-- PROVIDED ENTRIES --

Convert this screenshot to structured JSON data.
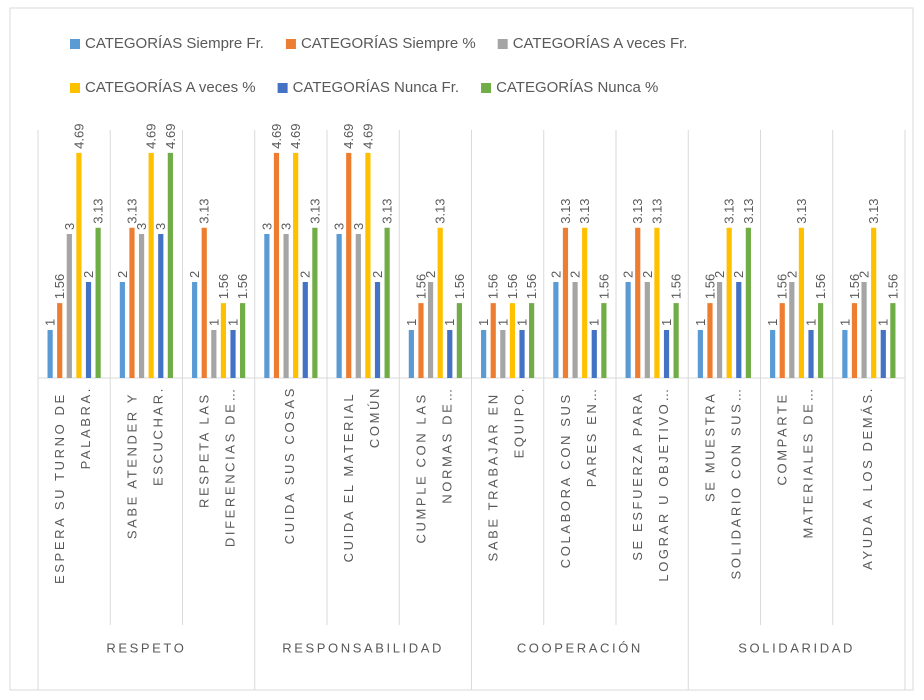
{
  "chart_data": {
    "type": "bar",
    "categories": [
      "ESPERA SU TURNO DE PALABRA.",
      "SABE ATENDER Y ESCUCHAR.",
      "RESPETA LAS DIFERENCIAS DE…",
      "CUIDA SUS COSAS",
      "CUIDA EL MATERIAL COMÚN",
      "CUMPLE CON LAS NORMAS DE…",
      "SABE TRABAJAR EN EQUIPO.",
      "COLABORA CON SUS PARES EN…",
      "SE ESFUERZA PARA LOGRAR U OBJETIVO…",
      "SE MUESTRA SOLIDARIO CON SUS…",
      "COMPARTE MATERIALES DE…",
      "AYUDA A LOS DEMÁS."
    ],
    "groups": [
      "RESPETO",
      "RESPONSABILIDAD",
      "COOPERACIÓN",
      "SOLIDARIDAD"
    ],
    "series": [
      {
        "name": "CATEGORÍAS Siempre Fr.",
        "color": "#5b9bd5",
        "values": [
          1,
          2,
          2,
          3,
          3,
          1,
          1,
          2,
          2,
          1,
          1,
          1
        ]
      },
      {
        "name": "CATEGORÍAS Siempre %",
        "color": "#ed7d31",
        "values": [
          1.56,
          3.13,
          3.13,
          4.69,
          4.69,
          1.56,
          1.56,
          3.13,
          3.13,
          1.56,
          1.56,
          1.56
        ]
      },
      {
        "name": "CATEGORÍAS A veces Fr.",
        "color": "#a5a5a5",
        "values": [
          3,
          3,
          1,
          3,
          3,
          2,
          1,
          2,
          2,
          2,
          2,
          2
        ]
      },
      {
        "name": "CATEGORÍAS A veces %",
        "color": "#ffc000",
        "values": [
          4.69,
          4.69,
          1.56,
          4.69,
          4.69,
          3.13,
          1.56,
          3.13,
          3.13,
          3.13,
          3.13,
          3.13
        ]
      },
      {
        "name": "CATEGORÍAS Nunca Fr.",
        "color": "#4472c4",
        "values": [
          2,
          3,
          1,
          2,
          2,
          1,
          1,
          1,
          1,
          2,
          1,
          1
        ]
      },
      {
        "name": "CATEGORÍAS Nunca %",
        "color": "#70ad47",
        "values": [
          3.13,
          4.69,
          1.56,
          3.13,
          3.13,
          1.56,
          1.56,
          1.56,
          1.56,
          3.13,
          1.56,
          1.56
        ]
      }
    ]
  }
}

-- THE EXERCISE --
Output all of the data exactly as it stands, minus any images.

-- TASK RESULT --
Convert this screenshot to structured JSON data.
{
  "chart_data": {
    "type": "bar",
    "categories": [
      "ESPERA SU TURNO DE PALABRA.",
      "SABE ATENDER Y ESCUCHAR.",
      "RESPETA LAS DIFERENCIAS DE…",
      "CUIDA SUS COSAS",
      "CUIDA EL MATERIAL COMÚN",
      "CUMPLE CON LAS NORMAS DE…",
      "SABE TRABAJAR EN EQUIPO.",
      "COLABORA CON SUS PARES EN…",
      "SE ESFUERZA PARA LOGRAR U OBJETIVO…",
      "SE MUESTRA SOLIDARIO CON SUS…",
      "COMPARTE MATERIALES DE…",
      "AYUDA A LOS DEMÁS."
    ],
    "groups": [
      "RESPETO",
      "RESPONSABILIDAD",
      "COOPERACIÓN",
      "SOLIDARIDAD"
    ],
    "series": [
      {
        "name": "CATEGORÍAS Siempre Fr.",
        "color": "#5b9bd5",
        "values": [
          1,
          2,
          2,
          3,
          3,
          1,
          1,
          2,
          2,
          1,
          1,
          1
        ]
      },
      {
        "name": "CATEGORÍAS Siempre %",
        "color": "#ed7d31",
        "values": [
          1.56,
          3.13,
          3.13,
          4.69,
          4.69,
          1.56,
          1.56,
          3.13,
          3.13,
          1.56,
          1.56,
          1.56
        ]
      },
      {
        "name": "CATEGORÍAS A veces Fr.",
        "color": "#a5a5a5",
        "values": [
          3,
          3,
          1,
          3,
          3,
          2,
          1,
          2,
          2,
          2,
          2,
          2
        ]
      },
      {
        "name": "CATEGORÍAS A veces %",
        "color": "#ffc000",
        "values": [
          4.69,
          4.69,
          1.56,
          4.69,
          4.69,
          3.13,
          1.56,
          3.13,
          3.13,
          3.13,
          3.13,
          3.13
        ]
      },
      {
        "name": "CATEGORÍAS Nunca Fr.",
        "color": "#4472c4",
        "values": [
          2,
          3,
          1,
          2,
          2,
          1,
          1,
          1,
          1,
          2,
          1,
          1
        ]
      },
      {
        "name": "CATEGORÍAS Nunca %",
        "color": "#70ad47",
        "values": [
          3.13,
          4.69,
          1.56,
          3.13,
          3.13,
          1.56,
          1.56,
          1.56,
          1.56,
          3.13,
          1.56,
          1.56
        ]
      }
    ]
  }
}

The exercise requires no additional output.